Task instructions: All of the records below should be output exactly.

Information provided:
____________________

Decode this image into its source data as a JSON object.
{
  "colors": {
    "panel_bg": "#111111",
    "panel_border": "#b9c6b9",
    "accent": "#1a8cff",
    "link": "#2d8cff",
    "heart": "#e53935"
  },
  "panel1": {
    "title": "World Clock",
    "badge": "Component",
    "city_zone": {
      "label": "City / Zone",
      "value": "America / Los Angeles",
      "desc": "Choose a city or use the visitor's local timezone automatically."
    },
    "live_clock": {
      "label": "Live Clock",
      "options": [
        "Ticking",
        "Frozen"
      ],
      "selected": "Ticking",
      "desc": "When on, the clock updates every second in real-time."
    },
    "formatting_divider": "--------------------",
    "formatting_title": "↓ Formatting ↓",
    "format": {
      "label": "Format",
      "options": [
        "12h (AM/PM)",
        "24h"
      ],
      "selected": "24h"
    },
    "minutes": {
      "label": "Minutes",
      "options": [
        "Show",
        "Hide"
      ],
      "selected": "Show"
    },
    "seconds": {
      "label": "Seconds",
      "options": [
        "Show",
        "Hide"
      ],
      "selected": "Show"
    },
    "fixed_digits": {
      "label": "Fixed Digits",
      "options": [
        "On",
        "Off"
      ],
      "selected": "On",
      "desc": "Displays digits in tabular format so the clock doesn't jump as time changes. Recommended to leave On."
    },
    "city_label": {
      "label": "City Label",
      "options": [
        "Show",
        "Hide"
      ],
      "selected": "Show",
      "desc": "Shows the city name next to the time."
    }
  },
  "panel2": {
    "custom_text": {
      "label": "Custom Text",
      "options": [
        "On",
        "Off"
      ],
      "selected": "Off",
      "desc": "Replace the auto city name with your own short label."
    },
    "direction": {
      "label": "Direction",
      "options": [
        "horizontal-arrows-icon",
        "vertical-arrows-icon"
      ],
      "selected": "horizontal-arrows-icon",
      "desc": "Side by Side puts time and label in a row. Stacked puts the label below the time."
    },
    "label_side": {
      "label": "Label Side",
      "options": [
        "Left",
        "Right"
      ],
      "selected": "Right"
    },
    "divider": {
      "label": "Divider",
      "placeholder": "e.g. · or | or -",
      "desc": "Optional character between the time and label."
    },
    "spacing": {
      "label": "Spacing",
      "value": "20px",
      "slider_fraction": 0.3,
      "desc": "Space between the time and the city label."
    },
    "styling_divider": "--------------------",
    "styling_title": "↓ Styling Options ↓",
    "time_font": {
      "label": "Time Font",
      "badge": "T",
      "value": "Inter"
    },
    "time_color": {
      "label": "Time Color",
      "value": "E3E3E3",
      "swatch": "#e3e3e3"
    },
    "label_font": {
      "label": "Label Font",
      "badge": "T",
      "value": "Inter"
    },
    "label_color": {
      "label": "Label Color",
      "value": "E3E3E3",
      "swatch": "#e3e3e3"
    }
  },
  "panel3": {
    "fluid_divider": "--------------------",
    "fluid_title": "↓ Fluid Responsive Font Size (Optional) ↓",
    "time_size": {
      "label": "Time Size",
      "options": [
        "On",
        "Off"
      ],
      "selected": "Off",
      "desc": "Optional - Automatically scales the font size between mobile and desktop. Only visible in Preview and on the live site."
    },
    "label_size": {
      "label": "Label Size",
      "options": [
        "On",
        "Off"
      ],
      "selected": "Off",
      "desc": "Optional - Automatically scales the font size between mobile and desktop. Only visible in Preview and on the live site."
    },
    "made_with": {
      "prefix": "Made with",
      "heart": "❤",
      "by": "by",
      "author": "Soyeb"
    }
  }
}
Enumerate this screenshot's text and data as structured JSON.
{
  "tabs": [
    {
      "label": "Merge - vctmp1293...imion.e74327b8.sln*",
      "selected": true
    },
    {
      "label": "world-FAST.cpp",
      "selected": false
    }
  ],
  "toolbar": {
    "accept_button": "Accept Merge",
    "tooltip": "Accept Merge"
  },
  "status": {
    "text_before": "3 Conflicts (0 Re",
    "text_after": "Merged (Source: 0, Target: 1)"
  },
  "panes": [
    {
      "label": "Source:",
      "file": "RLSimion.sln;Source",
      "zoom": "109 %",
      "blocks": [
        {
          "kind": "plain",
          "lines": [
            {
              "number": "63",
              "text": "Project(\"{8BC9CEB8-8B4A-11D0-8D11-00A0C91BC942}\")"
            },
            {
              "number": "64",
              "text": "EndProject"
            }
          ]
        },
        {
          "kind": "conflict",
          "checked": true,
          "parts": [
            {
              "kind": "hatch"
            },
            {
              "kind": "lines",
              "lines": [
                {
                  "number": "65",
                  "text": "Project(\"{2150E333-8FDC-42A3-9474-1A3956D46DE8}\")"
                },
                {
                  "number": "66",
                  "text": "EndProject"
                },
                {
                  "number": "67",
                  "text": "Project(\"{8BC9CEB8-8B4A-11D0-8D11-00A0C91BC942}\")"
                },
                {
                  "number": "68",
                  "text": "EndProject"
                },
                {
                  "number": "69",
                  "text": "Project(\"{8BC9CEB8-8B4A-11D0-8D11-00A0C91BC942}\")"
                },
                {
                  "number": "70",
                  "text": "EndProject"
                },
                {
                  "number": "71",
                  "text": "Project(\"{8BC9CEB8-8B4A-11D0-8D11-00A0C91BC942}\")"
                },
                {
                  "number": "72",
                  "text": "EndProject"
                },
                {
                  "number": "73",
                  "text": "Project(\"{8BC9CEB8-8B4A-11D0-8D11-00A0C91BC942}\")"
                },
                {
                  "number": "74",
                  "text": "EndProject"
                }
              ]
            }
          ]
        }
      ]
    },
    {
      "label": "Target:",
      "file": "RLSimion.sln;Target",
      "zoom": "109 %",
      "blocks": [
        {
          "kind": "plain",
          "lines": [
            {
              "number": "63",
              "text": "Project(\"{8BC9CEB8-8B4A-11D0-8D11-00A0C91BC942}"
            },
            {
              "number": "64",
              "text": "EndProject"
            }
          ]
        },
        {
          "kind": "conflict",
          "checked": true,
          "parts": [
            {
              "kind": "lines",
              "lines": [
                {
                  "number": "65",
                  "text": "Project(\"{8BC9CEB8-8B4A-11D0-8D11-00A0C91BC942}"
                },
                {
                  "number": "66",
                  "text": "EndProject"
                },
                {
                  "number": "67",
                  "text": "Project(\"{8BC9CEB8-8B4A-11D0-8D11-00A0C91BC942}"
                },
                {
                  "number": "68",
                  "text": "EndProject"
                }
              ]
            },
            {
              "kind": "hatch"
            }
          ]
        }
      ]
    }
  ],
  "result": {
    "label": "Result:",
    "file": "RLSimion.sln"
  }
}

____________________

Result for this task:
Decode this image into its source data as a JSON object.
{
  "colors": {
    "panel_bg": "#111111",
    "panel_border": "#b9c6b9",
    "accent": "#1a8cff",
    "link": "#2d8cff",
    "heart": "#e53935"
  },
  "panel1": {
    "title": "World Clock",
    "badge": "Component",
    "city_zone": {
      "label": "City / Zone",
      "value": "America / Los Angeles",
      "desc": "Choose a city or use the visitor's local timezone automatically."
    },
    "live_clock": {
      "label": "Live Clock",
      "options": [
        "Ticking",
        "Frozen"
      ],
      "selected": "Ticking",
      "desc": "When on, the clock updates every second in real-time."
    },
    "formatting_divider": "--------------------",
    "formatting_title": "↓ Formatting ↓",
    "format": {
      "label": "Format",
      "options": [
        "12h (AM/PM)",
        "24h"
      ],
      "selected": "24h"
    },
    "minutes": {
      "label": "Minutes",
      "options": [
        "Show",
        "Hide"
      ],
      "selected": "Show"
    },
    "seconds": {
      "label": "Seconds",
      "options": [
        "Show",
        "Hide"
      ],
      "selected": "Show"
    },
    "fixed_digits": {
      "label": "Fixed Digits",
      "options": [
        "On",
        "Off"
      ],
      "selected": "On",
      "desc": "Displays digits in tabular format so the clock doesn't jump as time changes. Recommended to leave On."
    },
    "city_label": {
      "label": "City Label",
      "options": [
        "Show",
        "Hide"
      ],
      "selected": "Show",
      "desc": "Shows the city name next to the time."
    }
  },
  "panel2": {
    "custom_text": {
      "label": "Custom Text",
      "options": [
        "On",
        "Off"
      ],
      "selected": "Off",
      "desc": "Replace the auto city name with your own short label."
    },
    "direction": {
      "label": "Direction",
      "options": [
        "horizontal-arrows-icon",
        "vertical-arrows-icon"
      ],
      "selected": "horizontal-arrows-icon",
      "desc": "Side by Side puts time and label in a row. Stacked puts the label below the time."
    },
    "label_side": {
      "label": "Label Side",
      "options": [
        "Left",
        "Right"
      ],
      "selected": "Right"
    },
    "divider": {
      "label": "Divider",
      "placeholder": "e.g. · or | or -",
      "desc": "Optional character between the time and label."
    },
    "spacing": {
      "label": "Spacing",
      "value": "20px",
      "slider_fraction": 0.3,
      "desc": "Space between the time and the city label."
    },
    "styling_divider": "--------------------",
    "styling_title": "↓ Styling Options ↓",
    "time_font": {
      "label": "Time Font",
      "badge": "T",
      "value": "Inter"
    },
    "time_color": {
      "label": "Time Color",
      "value": "E3E3E3",
      "swatch": "#e3e3e3"
    },
    "label_font": {
      "label": "Label Font",
      "badge": "T",
      "value": "Inter"
    },
    "label_color": {
      "label": "Label Color",
      "value": "E3E3E3",
      "swatch": "#e3e3e3"
    }
  },
  "panel3": {
    "fluid_divider": "--------------------",
    "fluid_title": "↓ Fluid Responsive Font Size (Optional) ↓",
    "time_size": {
      "label": "Time Size",
      "options": [
        "On",
        "Off"
      ],
      "selected": "Off",
      "desc": "Optional - Automatically scales the font size between mobile and desktop. Only visible in Preview and on the live site."
    },
    "label_size": {
      "label": "Label Size",
      "options": [
        "On",
        "Off"
      ],
      "selected": "Off",
      "desc": "Optional - Automatically scales the font size between mobile and desktop. Only visible in Preview and on the live site."
    },
    "made_with": {
      "prefix": "Made with",
      "heart": "❤",
      "by": "by",
      "author": "Soyeb"
    }
  }
}
Enumerate this screenshot's text and data as structured JSON.
{
  "tabs": [
    {
      "label": "Merge - vctmp1293...imion.e74327b8.sln*",
      "selected": true
    },
    {
      "label": "world-FAST.cpp",
      "selected": false
    }
  ],
  "toolbar": {
    "accept_button": "Accept Merge",
    "tooltip": "Accept Merge"
  },
  "status": {
    "text_before": "3 Conflicts (0 Re",
    "text_after": "Merged (Source: 0, Target: 1)"
  },
  "panes": [
    {
      "label": "Source:",
      "file": "RLSimion.sln;Source",
      "zoom": "109 %",
      "blocks": [
        {
          "kind": "plain",
          "lines": [
            {
              "number": "63",
              "text": "Project(\"{8BC9CEB8-8B4A-11D0-8D11-00A0C91BC942}\")"
            },
            {
              "number": "64",
              "text": "EndProject"
            }
          ]
        },
        {
          "kind": "conflict",
          "checked": true,
          "parts": [
            {
              "kind": "hatch"
            },
            {
              "kind": "lines",
              "lines": [
                {
                  "number": "65",
                  "text": "Project(\"{2150E333-8FDC-42A3-9474-1A3956D46DE8}\")"
                },
                {
                  "number": "66",
                  "text": "EndProject"
                },
                {
                  "number": "67",
                  "text": "Project(\"{8BC9CEB8-8B4A-11D0-8D11-00A0C91BC942}\")"
                },
                {
                  "number": "68",
                  "text": "EndProject"
                },
                {
                  "number": "69",
                  "text": "Project(\"{8BC9CEB8-8B4A-11D0-8D11-00A0C91BC942}\")"
                },
                {
                  "number": "70",
                  "text": "EndProject"
                },
                {
                  "number": "71",
                  "text": "Project(\"{8BC9CEB8-8B4A-11D0-8D11-00A0C91BC942}\")"
                },
                {
                  "number": "72",
                  "text": "EndProject"
                },
                {
                  "number": "73",
                  "text": "Project(\"{8BC9CEB8-8B4A-11D0-8D11-00A0C91BC942}\")"
                },
                {
                  "number": "74",
                  "text": "EndProject"
                }
              ]
            }
          ]
        }
      ]
    },
    {
      "label": "Target:",
      "file": "RLSimion.sln;Target",
      "zoom": "109 %",
      "blocks": [
        {
          "kind": "plain",
          "lines": [
            {
              "number": "63",
              "text": "Project(\"{8BC9CEB8-8B4A-11D0-8D11-00A0C91BC942}"
            },
            {
              "number": "64",
              "text": "EndProject"
            }
          ]
        },
        {
          "kind": "conflict",
          "checked": true,
          "parts": [
            {
              "kind": "lines",
              "lines": [
                {
                  "number": "65",
                  "text": "Project(\"{8BC9CEB8-8B4A-11D0-8D11-00A0C91BC942}"
                },
                {
                  "number": "66",
                  "text": "EndProject"
                },
                {
                  "number": "67",
                  "text": "Project(\"{8BC9CEB8-8B4A-11D0-8D11-00A0C91BC942}"
                },
                {
                  "number": "68",
                  "text": "EndProject"
                }
              ]
            },
            {
              "kind": "hatch"
            }
          ]
        }
      ]
    }
  ],
  "result": {
    "label": "Result:",
    "file": "RLSimion.sln"
  }
}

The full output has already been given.